Saved data entries:
···

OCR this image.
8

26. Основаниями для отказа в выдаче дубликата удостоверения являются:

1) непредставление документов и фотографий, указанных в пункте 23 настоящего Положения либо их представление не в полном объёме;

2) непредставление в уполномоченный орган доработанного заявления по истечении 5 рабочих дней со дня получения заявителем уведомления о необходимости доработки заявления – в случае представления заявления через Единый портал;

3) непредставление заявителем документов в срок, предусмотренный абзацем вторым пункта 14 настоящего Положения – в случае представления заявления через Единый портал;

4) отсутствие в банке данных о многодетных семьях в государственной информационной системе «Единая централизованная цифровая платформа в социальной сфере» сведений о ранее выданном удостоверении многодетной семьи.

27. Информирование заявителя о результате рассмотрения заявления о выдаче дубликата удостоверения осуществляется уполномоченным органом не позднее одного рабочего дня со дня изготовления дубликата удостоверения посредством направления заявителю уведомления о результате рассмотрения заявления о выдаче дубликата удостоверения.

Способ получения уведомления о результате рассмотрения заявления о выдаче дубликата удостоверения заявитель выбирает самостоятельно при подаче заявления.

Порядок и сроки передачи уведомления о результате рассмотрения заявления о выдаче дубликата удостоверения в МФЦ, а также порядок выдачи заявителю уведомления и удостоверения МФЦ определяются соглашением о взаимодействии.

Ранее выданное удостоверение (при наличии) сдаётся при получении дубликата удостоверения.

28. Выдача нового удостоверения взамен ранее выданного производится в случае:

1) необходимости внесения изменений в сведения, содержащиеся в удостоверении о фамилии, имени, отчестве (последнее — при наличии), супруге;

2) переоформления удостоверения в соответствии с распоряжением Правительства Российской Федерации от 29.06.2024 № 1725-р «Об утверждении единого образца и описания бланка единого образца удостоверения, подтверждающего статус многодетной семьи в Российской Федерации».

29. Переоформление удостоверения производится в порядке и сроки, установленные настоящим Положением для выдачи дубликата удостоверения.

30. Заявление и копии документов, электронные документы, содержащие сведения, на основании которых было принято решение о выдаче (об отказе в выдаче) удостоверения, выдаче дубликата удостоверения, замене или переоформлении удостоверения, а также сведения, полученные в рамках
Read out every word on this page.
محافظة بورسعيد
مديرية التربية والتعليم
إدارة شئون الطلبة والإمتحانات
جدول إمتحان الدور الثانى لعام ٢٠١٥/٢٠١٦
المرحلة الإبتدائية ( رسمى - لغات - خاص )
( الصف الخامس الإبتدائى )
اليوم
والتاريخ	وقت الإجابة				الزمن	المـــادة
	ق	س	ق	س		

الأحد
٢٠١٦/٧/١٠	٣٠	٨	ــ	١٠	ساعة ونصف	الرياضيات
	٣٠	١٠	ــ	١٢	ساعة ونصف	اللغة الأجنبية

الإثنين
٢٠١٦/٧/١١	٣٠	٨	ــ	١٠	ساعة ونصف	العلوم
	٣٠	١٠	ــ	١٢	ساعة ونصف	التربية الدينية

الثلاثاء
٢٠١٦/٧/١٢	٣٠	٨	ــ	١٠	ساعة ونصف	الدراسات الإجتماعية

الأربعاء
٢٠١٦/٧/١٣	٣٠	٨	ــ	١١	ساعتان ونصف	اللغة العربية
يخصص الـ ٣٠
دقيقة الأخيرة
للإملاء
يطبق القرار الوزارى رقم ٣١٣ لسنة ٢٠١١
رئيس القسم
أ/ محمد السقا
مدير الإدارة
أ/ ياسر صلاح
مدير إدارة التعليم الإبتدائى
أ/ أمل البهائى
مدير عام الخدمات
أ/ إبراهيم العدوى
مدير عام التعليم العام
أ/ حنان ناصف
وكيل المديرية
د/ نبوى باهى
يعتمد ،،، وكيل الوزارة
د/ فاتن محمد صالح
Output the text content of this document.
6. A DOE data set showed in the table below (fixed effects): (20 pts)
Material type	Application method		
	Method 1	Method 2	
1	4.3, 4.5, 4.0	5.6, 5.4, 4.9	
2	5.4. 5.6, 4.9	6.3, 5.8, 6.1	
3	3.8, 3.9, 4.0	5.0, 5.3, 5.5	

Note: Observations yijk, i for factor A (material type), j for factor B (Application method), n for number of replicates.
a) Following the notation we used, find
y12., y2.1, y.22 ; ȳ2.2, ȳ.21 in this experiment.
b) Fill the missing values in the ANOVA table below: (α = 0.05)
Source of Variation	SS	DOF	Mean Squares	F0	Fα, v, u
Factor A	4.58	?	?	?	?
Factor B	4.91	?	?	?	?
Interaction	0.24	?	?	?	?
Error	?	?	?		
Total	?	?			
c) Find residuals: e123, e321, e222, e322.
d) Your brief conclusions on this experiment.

···

GOAL ::
Copy out all the entries shown above, character for character.

TASK OUTPUT ::
OCR this image.
8

26. Основаниями для отказа в выдаче дубликата удостоверения являются:

1) непредставление документов и фотографий, указанных в пункте 23 настоящего Положения либо их представление не в полном объёме;

2) непредставление в уполномоченный орган доработанного заявления по истечении 5 рабочих дней со дня получения заявителем уведомления о необходимости доработки заявления – в случае представления заявления через Единый портал;

3) непредставление заявителем документов в срок, предусмотренный абзацем вторым пункта 14 настоящего Положения – в случае представления заявления через Единый портал;

4) отсутствие в банке данных о многодетных семьях в государственной информационной системе «Единая централизованная цифровая платформа в социальной сфере» сведений о ранее выданном удостоверении многодетной семьи.

27. Информирование заявителя о результате рассмотрения заявления о выдаче дубликата удостоверения осуществляется уполномоченным органом не позднее одного рабочего дня со дня изготовления дубликата удостоверения посредством направления заявителю уведомления о результате рассмотрения заявления о выдаче дубликата удостоверения.

Способ получения уведомления о результате рассмотрения заявления о выдаче дубликата удостоверения заявитель выбирает самостоятельно при подаче заявления.

Порядок и сроки передачи уведомления о результате рассмотрения заявления о выдаче дубликата удостоверения в МФЦ, а также порядок выдачи заявителю уведомления и удостоверения МФЦ определяются соглашением о взаимодействии.

Ранее выданное удостоверение (при наличии) сдаётся при получении дубликата удостоверения.

28. Выдача нового удостоверения взамен ранее выданного производится в случае:

1) необходимости внесения изменений в сведения, содержащиеся в удостоверении о фамилии, имени, отчестве (последнее — при наличии), супруге;

2) переоформления удостоверения в соответствии с распоряжением Правительства Российской Федерации от 29.06.2024 № 1725-р «Об утверждении единого образца и описания бланка единого образца удостоверения, подтверждающего статус многодетной семьи в Российской Федерации».

29. Переоформление удостоверения производится в порядке и сроки, установленные настоящим Положением для выдачи дубликата удостоверения.

30. Заявление и копии документов, электронные документы, содержащие сведения, на основании которых было принято решение о выдаче (об отказе в выдаче) удостоверения, выдаче дубликата удостоверения, замене или переоформлении удостоверения, а также сведения, полученные в рамках
Read out every word on this page.
محافظة بورسعيد
مديرية التربية والتعليم
إدارة شئون الطلبة والإمتحانات
جدول إمتحان الدور الثانى لعام ٢٠١٥/٢٠١٦
المرحلة الإبتدائية ( رسمى - لغات - خاص )
( الصف الخامس الإبتدائى )
اليوم
والتاريخ	وقت الإجابة				الزمن	المـــادة
	ق	س	ق	س		

الأحد
٢٠١٦/٧/١٠	٣٠	٨	ــ	١٠	ساعة ونصف	الرياضيات
	٣٠	١٠	ــ	١٢	ساعة ونصف	اللغة الأجنبية

الإثنين
٢٠١٦/٧/١١	٣٠	٨	ــ	١٠	ساعة ونصف	العلوم
	٣٠	١٠	ــ	١٢	ساعة ونصف	التربية الدينية

الثلاثاء
٢٠١٦/٧/١٢	٣٠	٨	ــ	١٠	ساعة ونصف	الدراسات الإجتماعية

الأربعاء
٢٠١٦/٧/١٣	٣٠	٨	ــ	١١	ساعتان ونصف	اللغة العربية
يخصص الـ ٣٠
دقيقة الأخيرة
للإملاء
يطبق القرار الوزارى رقم ٣١٣ لسنة ٢٠١١
رئيس القسم
أ/ محمد السقا
مدير الإدارة
أ/ ياسر صلاح
مدير إدارة التعليم الإبتدائى
أ/ أمل البهائى
مدير عام الخدمات
أ/ إبراهيم العدوى
مدير عام التعليم العام
أ/ حنان ناصف
وكيل المديرية
د/ نبوى باهى
يعتمد ،،، وكيل الوزارة
د/ فاتن محمد صالح
Output the text content of this document.
6. A DOE data set showed in the table below (fixed effects): (20 pts)
Material type	Application method		
	Method 1	Method 2	
1	4.3, 4.5, 4.0	5.6, 5.4, 4.9	
2	5.4. 5.6, 4.9	6.3, 5.8, 6.1	
3	3.8, 3.9, 4.0	5.0, 5.3, 5.5	

Note: Observations yijk, i for factor A (material type), j for factor B (Application method), n for number of replicates.
a) Following the notation we used, find
y12., y2.1, y.22 ; ȳ2.2, ȳ.21 in this experiment.
b) Fill the missing values in the ANOVA table below: (α = 0.05)
Source of Variation	SS	DOF	Mean Squares	F0	Fα, v, u
Factor A	4.58	?	?	?	?
Factor B	4.91	?	?	?	?
Interaction	0.24	?	?	?	?
Error	?	?	?		
Total	?	?			
c) Find residuals: e123, e321, e222, e322.
d) Your brief conclusions on this experiment.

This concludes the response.